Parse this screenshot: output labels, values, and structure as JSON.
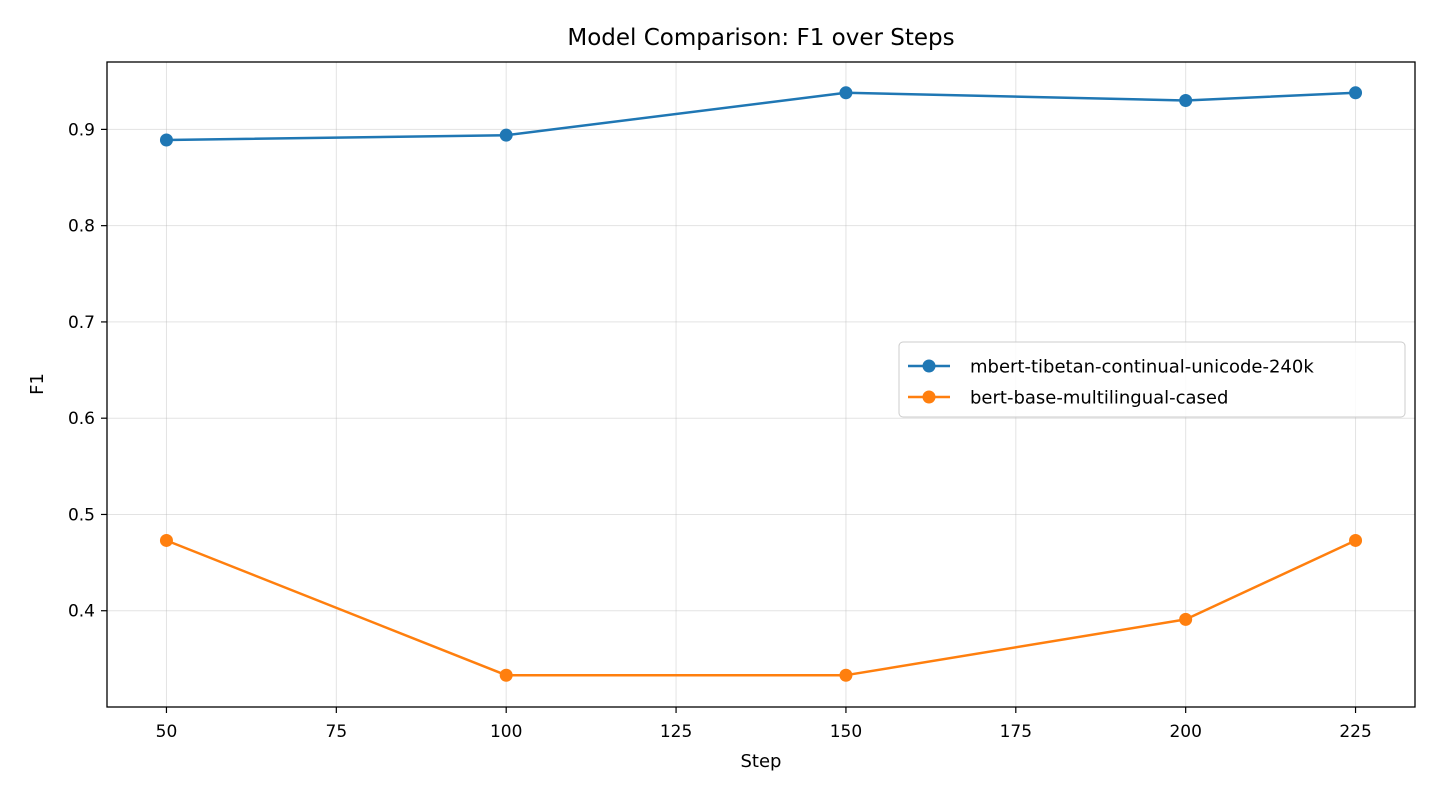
{
  "chart_data": {
    "type": "line",
    "title": "Model Comparison: F1 over Steps",
    "xlabel": "Step",
    "ylabel": "F1",
    "x": [
      50,
      100,
      150,
      200,
      225
    ],
    "xlim": [
      41.25,
      233.75
    ],
    "ylim": [
      0.3,
      0.97
    ],
    "xticks": [
      50,
      75,
      100,
      125,
      150,
      175,
      200,
      225
    ],
    "yticks": [
      0.4,
      0.5,
      0.6,
      0.7,
      0.8,
      0.9
    ],
    "xtick_labels": [
      "50",
      "75",
      "100",
      "125",
      "150",
      "175",
      "200",
      "225"
    ],
    "ytick_labels": [
      "0.4",
      "0.5",
      "0.6",
      "0.7",
      "0.8",
      "0.9"
    ],
    "grid": true,
    "legend_position": "center-right",
    "series": [
      {
        "name": "mbert-tibetan-continual-unicode-240k",
        "color": "#1f77b4",
        "values": [
          0.889,
          0.894,
          0.938,
          0.93,
          0.938
        ]
      },
      {
        "name": "bert-base-multilingual-cased",
        "color": "#ff7f0e",
        "values": [
          0.473,
          0.333,
          0.333,
          0.391,
          0.473
        ]
      }
    ]
  }
}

DIRECTIONS - Keep the pictures out of the copy and write out the data exactly as it stands.

THE RESPONSE -
Parse this screenshot: output labels, values, and structure as JSON.
{
  "chart_data": {
    "type": "line",
    "title": "Model Comparison: F1 over Steps",
    "xlabel": "Step",
    "ylabel": "F1",
    "x": [
      50,
      100,
      150,
      200,
      225
    ],
    "xlim": [
      41.25,
      233.75
    ],
    "ylim": [
      0.3,
      0.97
    ],
    "xticks": [
      50,
      75,
      100,
      125,
      150,
      175,
      200,
      225
    ],
    "yticks": [
      0.4,
      0.5,
      0.6,
      0.7,
      0.8,
      0.9
    ],
    "xtick_labels": [
      "50",
      "75",
      "100",
      "125",
      "150",
      "175",
      "200",
      "225"
    ],
    "ytick_labels": [
      "0.4",
      "0.5",
      "0.6",
      "0.7",
      "0.8",
      "0.9"
    ],
    "grid": true,
    "legend_position": "center-right",
    "series": [
      {
        "name": "mbert-tibetan-continual-unicode-240k",
        "color": "#1f77b4",
        "values": [
          0.889,
          0.894,
          0.938,
          0.93,
          0.938
        ]
      },
      {
        "name": "bert-base-multilingual-cased",
        "color": "#ff7f0e",
        "values": [
          0.473,
          0.333,
          0.333,
          0.391,
          0.473
        ]
      }
    ]
  }
}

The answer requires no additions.